* [Extracted information]:
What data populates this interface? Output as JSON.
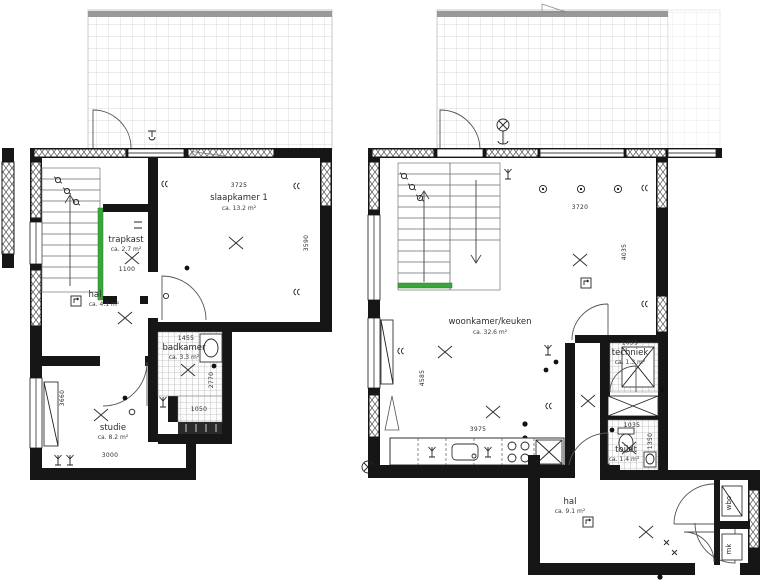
{
  "document_type": "floor plans",
  "colors": {
    "wall": "#161616",
    "stair_accent": "#3ba43b",
    "terrace_bar": "#999999",
    "tile_line": "#9a9a9a",
    "grid_line": "#cccccc"
  },
  "left_plan": {
    "rooms": {
      "slaapkamer": {
        "name": "slaapkamer 1",
        "area": "ca. 13.2 m²"
      },
      "trapkast": {
        "name": "trapkast",
        "area": "ca. 2.7 m²"
      },
      "hal": {
        "name": "hal",
        "area": "ca. 4.1 m²"
      },
      "badkamer": {
        "name": "badkamer",
        "area": "ca. 3.3 m²"
      },
      "studie": {
        "name": "studie",
        "area": "ca. 8.2 m²"
      }
    },
    "dimensions": {
      "slaapkamer_width": "3725",
      "slaapkamer_height": "3590",
      "trapkast_door": "1100",
      "badkamer_width": "1455",
      "badkamer_height": "2770",
      "washer_niche_width": "1050",
      "studie_height": "3660",
      "studie_width": "3000"
    }
  },
  "right_plan": {
    "rooms": {
      "woonkamer": {
        "name": "woonkamer/keuken",
        "area": "ca. 32.6 m²"
      },
      "techniek": {
        "name": "techniek",
        "area": "ca. 1.3 m²"
      },
      "toilet": {
        "name": "toilet",
        "area": "ca. 1.4 m²"
      },
      "hal": {
        "name": "hal",
        "area": "ca. 9.1 m²"
      },
      "closet_top": {
        "name": "wbo"
      },
      "closet_bottom": {
        "name": "mk"
      }
    },
    "dimensions": {
      "woonkamer_width": "3720",
      "woonkamer_height_right": "4035",
      "woonkamer_height_left": "4585",
      "kitchen_width": "3975",
      "techniek_width": "1035",
      "toilet_width": "1035",
      "toilet_height": "1350"
    }
  }
}
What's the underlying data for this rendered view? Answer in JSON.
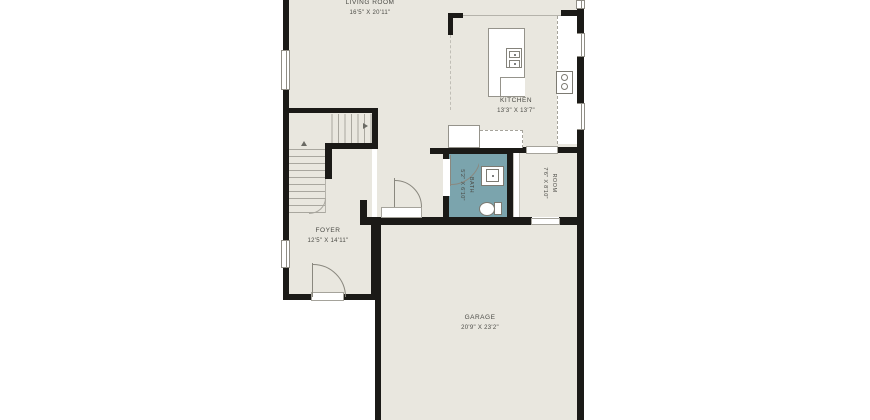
{
  "plan_type": "floor-plan",
  "rooms": {
    "living_room": {
      "name": "LIVING ROOM",
      "dims": "16'5\" X 20'11\""
    },
    "kitchen": {
      "name": "KITCHEN",
      "dims": "13'3\" X 13'7\""
    },
    "foyer": {
      "name": "FOYER",
      "dims": "12'5\" X 14'11\""
    },
    "garage": {
      "name": "GARAGE",
      "dims": "20'9\" X 23'2\""
    },
    "bath": {
      "name": "BATH",
      "dims": "5'2\" X 6'10\""
    },
    "room": {
      "name": "ROOM",
      "dims": "7'6\" X 8'10\""
    }
  },
  "colors": {
    "background": "#ffffff",
    "floor": "#e9e7df",
    "bath_floor": "#7ba4ad",
    "wall": "#1b1a17",
    "label_text": "#4b4b46",
    "fixture_line": "#95938b"
  },
  "fixtures": [
    "kitchen-island",
    "island-sink",
    "range-stove",
    "counter",
    "base-cabinets",
    "bath-vanity",
    "toilet",
    "stairs",
    "front-door",
    "garage-door",
    "bath-door",
    "windows"
  ]
}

* [Prompt]: Print every entry exactly as written, without the pictures.

* [Response to the exercise]:
What data populates this interface? Output as JSON.
{
  "document_type": "floor plans",
  "colors": {
    "wall": "#161616",
    "stair_accent": "#3ba43b",
    "terrace_bar": "#999999",
    "tile_line": "#9a9a9a",
    "grid_line": "#cccccc"
  },
  "left_plan": {
    "rooms": {
      "slaapkamer": {
        "name": "slaapkamer 1",
        "area": "ca. 13.2 m²"
      },
      "trapkast": {
        "name": "trapkast",
        "area": "ca. 2.7 m²"
      },
      "hal": {
        "name": "hal",
        "area": "ca. 4.1 m²"
      },
      "badkamer": {
        "name": "badkamer",
        "area": "ca. 3.3 m²"
      },
      "studie": {
        "name": "studie",
        "area": "ca. 8.2 m²"
      }
    },
    "dimensions": {
      "slaapkamer_width": "3725",
      "slaapkamer_height": "3590",
      "trapkast_door": "1100",
      "badkamer_width": "1455",
      "badkamer_height": "2770",
      "washer_niche_width": "1050",
      "studie_height": "3660",
      "studie_width": "3000"
    }
  },
  "right_plan": {
    "rooms": {
      "woonkamer": {
        "name": "woonkamer/keuken",
        "area": "ca. 32.6 m²"
      },
      "techniek": {
        "name": "techniek",
        "area": "ca. 1.3 m²"
      },
      "toilet": {
        "name": "toilet",
        "area": "ca. 1.4 m²"
      },
      "hal": {
        "name": "hal",
        "area": "ca. 9.1 m²"
      },
      "closet_top": {
        "name": "wbo"
      },
      "closet_bottom": {
        "name": "mk"
      }
    },
    "dimensions": {
      "woonkamer_width": "3720",
      "woonkamer_height_right": "4035",
      "woonkamer_height_left": "4585",
      "kitchen_width": "3975",
      "techniek_width": "1035",
      "toilet_width": "1035",
      "toilet_height": "1350"
    }
  }
}
What's the underlying data for this rendered view? Answer in JSON.
{
  "plan_type": "floor-plan",
  "rooms": {
    "living_room": {
      "name": "LIVING ROOM",
      "dims": "16'5\" X 20'11\""
    },
    "kitchen": {
      "name": "KITCHEN",
      "dims": "13'3\" X 13'7\""
    },
    "foyer": {
      "name": "FOYER",
      "dims": "12'5\" X 14'11\""
    },
    "garage": {
      "name": "GARAGE",
      "dims": "20'9\" X 23'2\""
    },
    "bath": {
      "name": "BATH",
      "dims": "5'2\" X 6'10\""
    },
    "room": {
      "name": "ROOM",
      "dims": "7'6\" X 8'10\""
    }
  },
  "colors": {
    "background": "#ffffff",
    "floor": "#e9e7df",
    "bath_floor": "#7ba4ad",
    "wall": "#1b1a17",
    "label_text": "#4b4b46",
    "fixture_line": "#95938b"
  },
  "fixtures": [
    "kitchen-island",
    "island-sink",
    "range-stove",
    "counter",
    "base-cabinets",
    "bath-vanity",
    "toilet",
    "stairs",
    "front-door",
    "garage-door",
    "bath-door",
    "windows"
  ]
}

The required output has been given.